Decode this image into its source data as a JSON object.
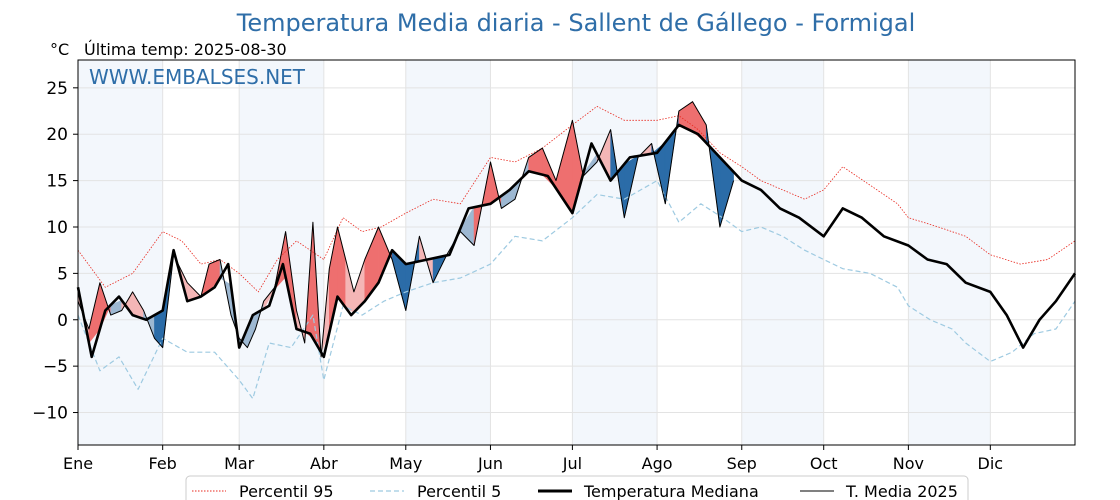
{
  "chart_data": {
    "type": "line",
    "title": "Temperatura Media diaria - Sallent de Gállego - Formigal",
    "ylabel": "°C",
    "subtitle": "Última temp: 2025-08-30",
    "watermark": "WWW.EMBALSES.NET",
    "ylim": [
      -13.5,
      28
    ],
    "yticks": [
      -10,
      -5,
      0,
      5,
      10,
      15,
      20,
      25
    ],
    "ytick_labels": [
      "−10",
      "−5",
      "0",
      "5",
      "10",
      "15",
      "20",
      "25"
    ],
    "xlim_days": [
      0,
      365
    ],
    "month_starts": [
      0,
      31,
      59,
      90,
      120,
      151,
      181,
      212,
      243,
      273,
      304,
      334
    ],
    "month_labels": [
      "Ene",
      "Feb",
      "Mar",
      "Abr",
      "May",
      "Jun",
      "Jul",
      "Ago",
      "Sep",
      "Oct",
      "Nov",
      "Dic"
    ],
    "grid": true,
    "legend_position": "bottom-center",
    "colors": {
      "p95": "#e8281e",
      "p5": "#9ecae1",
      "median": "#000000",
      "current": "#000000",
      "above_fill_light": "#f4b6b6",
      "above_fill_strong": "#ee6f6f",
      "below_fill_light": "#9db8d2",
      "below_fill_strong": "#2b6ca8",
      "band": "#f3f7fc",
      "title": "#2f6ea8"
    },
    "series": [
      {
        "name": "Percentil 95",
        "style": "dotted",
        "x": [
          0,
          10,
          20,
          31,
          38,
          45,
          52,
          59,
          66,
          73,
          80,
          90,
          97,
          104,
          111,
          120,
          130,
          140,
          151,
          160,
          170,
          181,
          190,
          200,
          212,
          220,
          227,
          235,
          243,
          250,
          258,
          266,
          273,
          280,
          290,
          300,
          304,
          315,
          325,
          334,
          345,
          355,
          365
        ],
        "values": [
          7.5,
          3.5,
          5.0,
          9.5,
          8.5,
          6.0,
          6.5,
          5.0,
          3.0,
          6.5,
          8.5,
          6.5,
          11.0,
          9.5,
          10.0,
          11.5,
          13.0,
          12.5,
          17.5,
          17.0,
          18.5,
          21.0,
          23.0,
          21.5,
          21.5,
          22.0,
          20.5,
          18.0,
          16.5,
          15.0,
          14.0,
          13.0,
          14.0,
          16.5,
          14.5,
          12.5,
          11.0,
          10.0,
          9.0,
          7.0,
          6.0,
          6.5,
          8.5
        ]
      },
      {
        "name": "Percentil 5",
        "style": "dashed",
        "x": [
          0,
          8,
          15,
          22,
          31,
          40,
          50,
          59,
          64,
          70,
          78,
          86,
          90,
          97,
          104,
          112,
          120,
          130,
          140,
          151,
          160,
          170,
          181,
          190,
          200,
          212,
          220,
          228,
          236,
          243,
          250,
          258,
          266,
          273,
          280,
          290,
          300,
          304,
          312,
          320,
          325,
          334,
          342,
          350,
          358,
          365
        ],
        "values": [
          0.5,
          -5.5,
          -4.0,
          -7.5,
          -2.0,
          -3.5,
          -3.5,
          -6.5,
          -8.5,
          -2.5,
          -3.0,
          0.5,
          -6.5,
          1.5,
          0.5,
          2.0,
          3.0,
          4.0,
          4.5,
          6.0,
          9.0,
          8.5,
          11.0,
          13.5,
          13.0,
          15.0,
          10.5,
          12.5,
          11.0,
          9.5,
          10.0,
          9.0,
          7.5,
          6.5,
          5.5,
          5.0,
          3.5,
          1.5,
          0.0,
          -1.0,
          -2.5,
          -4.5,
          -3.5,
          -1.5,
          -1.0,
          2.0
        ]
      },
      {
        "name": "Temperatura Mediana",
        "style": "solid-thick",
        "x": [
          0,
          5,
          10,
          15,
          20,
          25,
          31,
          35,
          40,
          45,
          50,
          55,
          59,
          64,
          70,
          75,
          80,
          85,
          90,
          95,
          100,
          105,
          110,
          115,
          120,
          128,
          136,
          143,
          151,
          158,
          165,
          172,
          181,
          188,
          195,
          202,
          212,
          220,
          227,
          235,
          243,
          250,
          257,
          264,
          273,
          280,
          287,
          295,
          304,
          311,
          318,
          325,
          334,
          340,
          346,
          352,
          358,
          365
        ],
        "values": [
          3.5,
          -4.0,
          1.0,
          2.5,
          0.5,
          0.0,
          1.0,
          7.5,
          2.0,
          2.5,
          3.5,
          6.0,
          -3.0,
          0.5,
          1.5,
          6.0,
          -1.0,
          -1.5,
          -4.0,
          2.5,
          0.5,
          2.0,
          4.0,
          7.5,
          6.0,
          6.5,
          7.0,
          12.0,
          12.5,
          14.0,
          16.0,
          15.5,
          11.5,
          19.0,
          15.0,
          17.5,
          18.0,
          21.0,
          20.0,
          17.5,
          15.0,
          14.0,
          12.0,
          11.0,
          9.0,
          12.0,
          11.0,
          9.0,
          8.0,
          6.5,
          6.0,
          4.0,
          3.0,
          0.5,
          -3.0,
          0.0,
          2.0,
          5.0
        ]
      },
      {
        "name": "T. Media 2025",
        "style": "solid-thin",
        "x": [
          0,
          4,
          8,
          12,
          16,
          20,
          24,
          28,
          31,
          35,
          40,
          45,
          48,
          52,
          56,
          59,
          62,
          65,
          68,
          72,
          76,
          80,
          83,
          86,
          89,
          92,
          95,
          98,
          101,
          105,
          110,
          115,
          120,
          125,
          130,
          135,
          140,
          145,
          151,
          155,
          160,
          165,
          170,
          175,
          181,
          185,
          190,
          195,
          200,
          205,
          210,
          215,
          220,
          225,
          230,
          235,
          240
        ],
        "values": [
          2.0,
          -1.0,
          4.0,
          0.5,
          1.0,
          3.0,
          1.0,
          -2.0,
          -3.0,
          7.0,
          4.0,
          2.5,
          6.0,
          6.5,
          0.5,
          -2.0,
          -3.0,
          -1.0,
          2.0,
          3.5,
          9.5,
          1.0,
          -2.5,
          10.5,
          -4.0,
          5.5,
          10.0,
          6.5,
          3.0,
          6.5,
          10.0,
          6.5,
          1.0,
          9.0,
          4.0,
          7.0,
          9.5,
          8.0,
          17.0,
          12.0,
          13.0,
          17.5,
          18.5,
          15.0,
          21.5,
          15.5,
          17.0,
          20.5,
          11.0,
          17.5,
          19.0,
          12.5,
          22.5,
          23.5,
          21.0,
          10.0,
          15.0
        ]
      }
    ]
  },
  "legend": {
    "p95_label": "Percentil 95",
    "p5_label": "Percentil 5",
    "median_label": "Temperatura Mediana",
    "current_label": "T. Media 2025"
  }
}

--

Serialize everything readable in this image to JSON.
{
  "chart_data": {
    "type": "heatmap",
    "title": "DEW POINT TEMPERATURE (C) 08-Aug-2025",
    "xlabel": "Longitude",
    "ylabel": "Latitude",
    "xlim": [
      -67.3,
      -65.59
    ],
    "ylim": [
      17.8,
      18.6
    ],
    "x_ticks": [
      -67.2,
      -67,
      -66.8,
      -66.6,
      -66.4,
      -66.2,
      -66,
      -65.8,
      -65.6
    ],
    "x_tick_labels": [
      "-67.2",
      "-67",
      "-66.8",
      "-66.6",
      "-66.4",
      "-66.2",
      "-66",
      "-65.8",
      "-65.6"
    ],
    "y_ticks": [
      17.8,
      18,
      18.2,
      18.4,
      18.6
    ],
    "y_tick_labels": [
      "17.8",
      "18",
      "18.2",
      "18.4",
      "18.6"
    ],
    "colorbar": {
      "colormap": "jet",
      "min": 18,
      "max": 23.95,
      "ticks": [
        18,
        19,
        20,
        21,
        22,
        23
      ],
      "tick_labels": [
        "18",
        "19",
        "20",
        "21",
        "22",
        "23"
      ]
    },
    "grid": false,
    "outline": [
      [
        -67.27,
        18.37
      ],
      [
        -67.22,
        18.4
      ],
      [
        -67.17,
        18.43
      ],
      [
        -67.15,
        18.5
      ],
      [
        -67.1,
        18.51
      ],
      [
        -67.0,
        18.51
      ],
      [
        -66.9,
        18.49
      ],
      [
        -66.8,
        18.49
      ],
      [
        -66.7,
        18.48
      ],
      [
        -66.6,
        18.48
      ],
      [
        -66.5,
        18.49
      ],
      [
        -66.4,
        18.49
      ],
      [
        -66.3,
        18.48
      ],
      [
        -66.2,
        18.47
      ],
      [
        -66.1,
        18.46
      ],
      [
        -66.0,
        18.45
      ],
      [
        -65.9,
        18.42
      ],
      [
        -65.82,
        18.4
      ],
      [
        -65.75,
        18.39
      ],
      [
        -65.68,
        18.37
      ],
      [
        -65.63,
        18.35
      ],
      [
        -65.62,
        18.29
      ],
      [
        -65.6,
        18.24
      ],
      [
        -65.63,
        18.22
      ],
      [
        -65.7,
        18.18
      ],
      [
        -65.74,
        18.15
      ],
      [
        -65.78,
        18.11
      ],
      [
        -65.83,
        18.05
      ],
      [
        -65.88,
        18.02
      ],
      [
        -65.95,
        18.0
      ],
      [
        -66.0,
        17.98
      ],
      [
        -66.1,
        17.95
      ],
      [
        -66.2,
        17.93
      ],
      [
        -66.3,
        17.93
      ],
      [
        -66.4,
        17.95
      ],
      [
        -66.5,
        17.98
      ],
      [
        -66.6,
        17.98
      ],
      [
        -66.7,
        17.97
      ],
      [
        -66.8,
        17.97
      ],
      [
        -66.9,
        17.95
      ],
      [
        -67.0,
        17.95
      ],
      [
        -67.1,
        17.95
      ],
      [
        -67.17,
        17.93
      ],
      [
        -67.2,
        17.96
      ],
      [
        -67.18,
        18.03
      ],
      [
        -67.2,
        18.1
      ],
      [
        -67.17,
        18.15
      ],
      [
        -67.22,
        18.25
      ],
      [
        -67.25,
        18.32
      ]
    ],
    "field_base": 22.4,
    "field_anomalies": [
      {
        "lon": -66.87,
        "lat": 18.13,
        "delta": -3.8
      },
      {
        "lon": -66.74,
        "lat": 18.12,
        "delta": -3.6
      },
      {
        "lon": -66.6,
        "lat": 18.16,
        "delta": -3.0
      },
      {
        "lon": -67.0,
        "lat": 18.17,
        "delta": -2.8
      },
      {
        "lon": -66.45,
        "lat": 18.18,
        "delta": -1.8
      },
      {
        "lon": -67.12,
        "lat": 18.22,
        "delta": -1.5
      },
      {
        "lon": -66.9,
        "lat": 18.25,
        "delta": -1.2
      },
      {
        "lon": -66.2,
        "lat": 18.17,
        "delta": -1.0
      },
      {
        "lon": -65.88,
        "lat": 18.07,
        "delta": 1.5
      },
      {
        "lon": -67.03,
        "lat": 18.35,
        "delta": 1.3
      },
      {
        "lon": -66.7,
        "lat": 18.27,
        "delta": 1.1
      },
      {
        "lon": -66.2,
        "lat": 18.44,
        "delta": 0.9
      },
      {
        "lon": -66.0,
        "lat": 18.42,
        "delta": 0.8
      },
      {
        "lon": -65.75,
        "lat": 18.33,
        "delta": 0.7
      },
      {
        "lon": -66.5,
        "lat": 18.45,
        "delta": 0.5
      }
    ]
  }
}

* * *

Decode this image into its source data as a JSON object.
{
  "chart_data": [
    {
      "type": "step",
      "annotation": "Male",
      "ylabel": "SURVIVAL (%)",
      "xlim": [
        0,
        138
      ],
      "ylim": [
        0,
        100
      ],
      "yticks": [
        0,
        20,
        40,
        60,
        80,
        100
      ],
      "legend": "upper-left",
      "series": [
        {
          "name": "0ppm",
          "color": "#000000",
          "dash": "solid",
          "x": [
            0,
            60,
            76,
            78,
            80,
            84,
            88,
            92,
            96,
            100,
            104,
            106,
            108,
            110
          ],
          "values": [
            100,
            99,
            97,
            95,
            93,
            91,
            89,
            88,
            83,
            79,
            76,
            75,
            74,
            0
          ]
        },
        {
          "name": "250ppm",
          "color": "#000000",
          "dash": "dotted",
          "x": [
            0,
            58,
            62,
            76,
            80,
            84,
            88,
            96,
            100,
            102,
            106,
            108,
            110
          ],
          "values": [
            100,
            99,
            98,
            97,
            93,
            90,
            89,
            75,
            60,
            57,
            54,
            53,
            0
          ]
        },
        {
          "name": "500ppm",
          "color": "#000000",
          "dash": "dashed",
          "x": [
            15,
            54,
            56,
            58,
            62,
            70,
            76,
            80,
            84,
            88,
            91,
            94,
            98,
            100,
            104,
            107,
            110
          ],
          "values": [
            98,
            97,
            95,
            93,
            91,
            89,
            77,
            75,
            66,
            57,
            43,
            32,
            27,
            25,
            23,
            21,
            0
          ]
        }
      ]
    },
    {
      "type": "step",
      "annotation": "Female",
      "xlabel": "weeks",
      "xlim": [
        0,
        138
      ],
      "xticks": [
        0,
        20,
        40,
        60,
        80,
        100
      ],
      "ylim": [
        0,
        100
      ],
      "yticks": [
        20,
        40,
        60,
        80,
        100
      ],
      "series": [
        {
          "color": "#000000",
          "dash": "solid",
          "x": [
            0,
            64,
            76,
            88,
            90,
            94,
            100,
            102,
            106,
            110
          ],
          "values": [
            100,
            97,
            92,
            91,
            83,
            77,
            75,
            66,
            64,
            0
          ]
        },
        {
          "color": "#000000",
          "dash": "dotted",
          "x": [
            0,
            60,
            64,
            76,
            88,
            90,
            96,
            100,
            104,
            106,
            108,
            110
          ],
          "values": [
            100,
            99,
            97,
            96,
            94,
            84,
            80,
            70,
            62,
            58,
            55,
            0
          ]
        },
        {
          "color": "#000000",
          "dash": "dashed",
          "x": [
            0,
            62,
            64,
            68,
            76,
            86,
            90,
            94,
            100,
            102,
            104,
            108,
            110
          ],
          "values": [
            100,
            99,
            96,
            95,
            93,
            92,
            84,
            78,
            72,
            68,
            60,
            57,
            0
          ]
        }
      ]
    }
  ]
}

**WRITTEN INSTRUCTION:** Where a line in the material above holds "annotation", copy that line.

**RESULT BELOW:**
      "annotation": "Male",
      "annotation": "Female",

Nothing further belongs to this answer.